*GOAL:* Your task is to gather the lines below that hold the string "numbers".

----------------------------------------

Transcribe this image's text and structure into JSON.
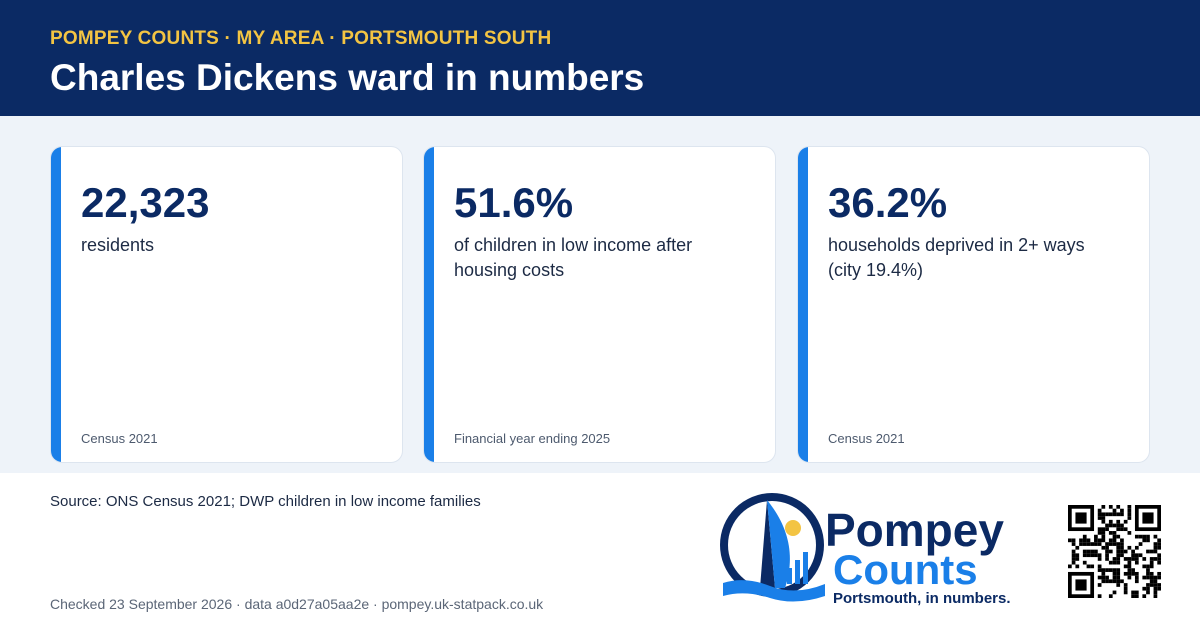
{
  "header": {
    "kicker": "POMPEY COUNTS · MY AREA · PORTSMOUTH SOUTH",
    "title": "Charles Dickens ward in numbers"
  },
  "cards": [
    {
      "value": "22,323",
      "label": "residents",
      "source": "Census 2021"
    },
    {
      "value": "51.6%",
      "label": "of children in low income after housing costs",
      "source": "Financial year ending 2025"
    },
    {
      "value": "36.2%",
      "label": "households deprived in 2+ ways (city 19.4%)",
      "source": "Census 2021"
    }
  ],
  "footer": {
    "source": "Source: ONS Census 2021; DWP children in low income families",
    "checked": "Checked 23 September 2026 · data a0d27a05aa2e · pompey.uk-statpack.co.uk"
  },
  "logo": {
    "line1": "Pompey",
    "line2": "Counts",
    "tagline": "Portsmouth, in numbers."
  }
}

----------------------------------------

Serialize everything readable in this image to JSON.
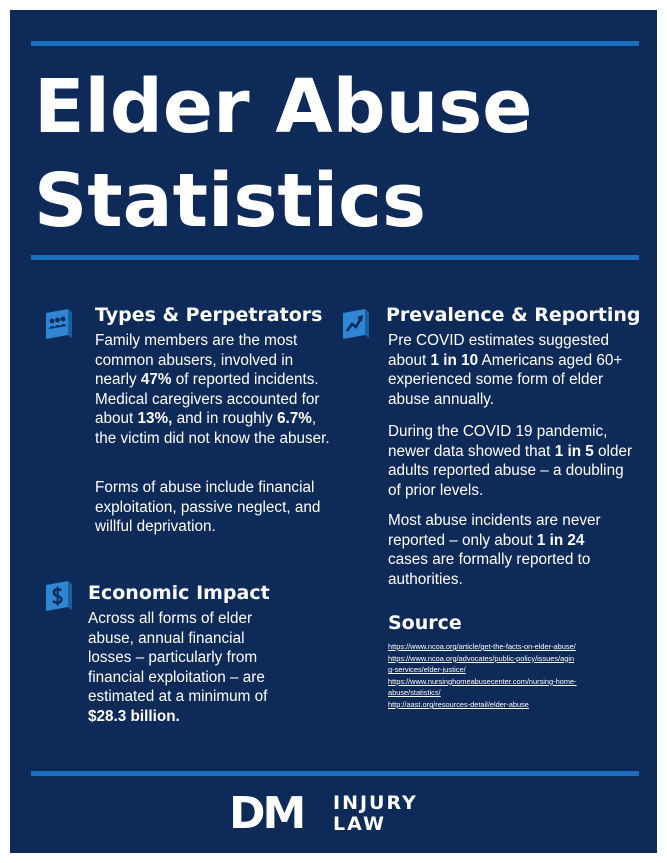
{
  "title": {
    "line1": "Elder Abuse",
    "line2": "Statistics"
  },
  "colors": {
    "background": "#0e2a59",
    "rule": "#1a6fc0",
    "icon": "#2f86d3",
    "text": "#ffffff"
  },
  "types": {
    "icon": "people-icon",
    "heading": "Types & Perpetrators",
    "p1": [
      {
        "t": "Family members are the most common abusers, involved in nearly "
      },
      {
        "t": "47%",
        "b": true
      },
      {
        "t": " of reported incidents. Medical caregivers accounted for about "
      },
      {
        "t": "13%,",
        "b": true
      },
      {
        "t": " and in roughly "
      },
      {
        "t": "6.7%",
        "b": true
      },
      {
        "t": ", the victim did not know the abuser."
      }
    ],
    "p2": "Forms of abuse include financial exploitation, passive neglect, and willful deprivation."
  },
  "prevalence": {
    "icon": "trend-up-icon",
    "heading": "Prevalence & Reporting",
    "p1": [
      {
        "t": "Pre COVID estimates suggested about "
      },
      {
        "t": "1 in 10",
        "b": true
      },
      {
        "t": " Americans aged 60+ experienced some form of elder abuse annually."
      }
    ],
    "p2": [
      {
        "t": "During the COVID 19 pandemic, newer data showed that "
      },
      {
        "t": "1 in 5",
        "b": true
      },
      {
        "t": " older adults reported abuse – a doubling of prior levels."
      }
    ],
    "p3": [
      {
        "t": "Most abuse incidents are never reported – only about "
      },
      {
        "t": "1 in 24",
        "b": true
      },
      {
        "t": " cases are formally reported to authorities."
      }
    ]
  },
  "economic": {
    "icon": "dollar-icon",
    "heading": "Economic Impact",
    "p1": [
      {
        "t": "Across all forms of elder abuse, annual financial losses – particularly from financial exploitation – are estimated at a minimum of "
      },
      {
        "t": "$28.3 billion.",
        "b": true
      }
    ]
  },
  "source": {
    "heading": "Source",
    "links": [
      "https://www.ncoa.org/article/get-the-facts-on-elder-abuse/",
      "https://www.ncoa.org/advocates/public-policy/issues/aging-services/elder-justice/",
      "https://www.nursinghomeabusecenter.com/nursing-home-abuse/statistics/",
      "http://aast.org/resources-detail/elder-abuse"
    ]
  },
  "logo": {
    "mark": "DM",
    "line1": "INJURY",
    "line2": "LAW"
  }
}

----------------------------------------

*COMPLETE OUTPUT:*
    "title": "Charles Dickens ward in numbers"
    "tagline": "Portsmouth, in numbers."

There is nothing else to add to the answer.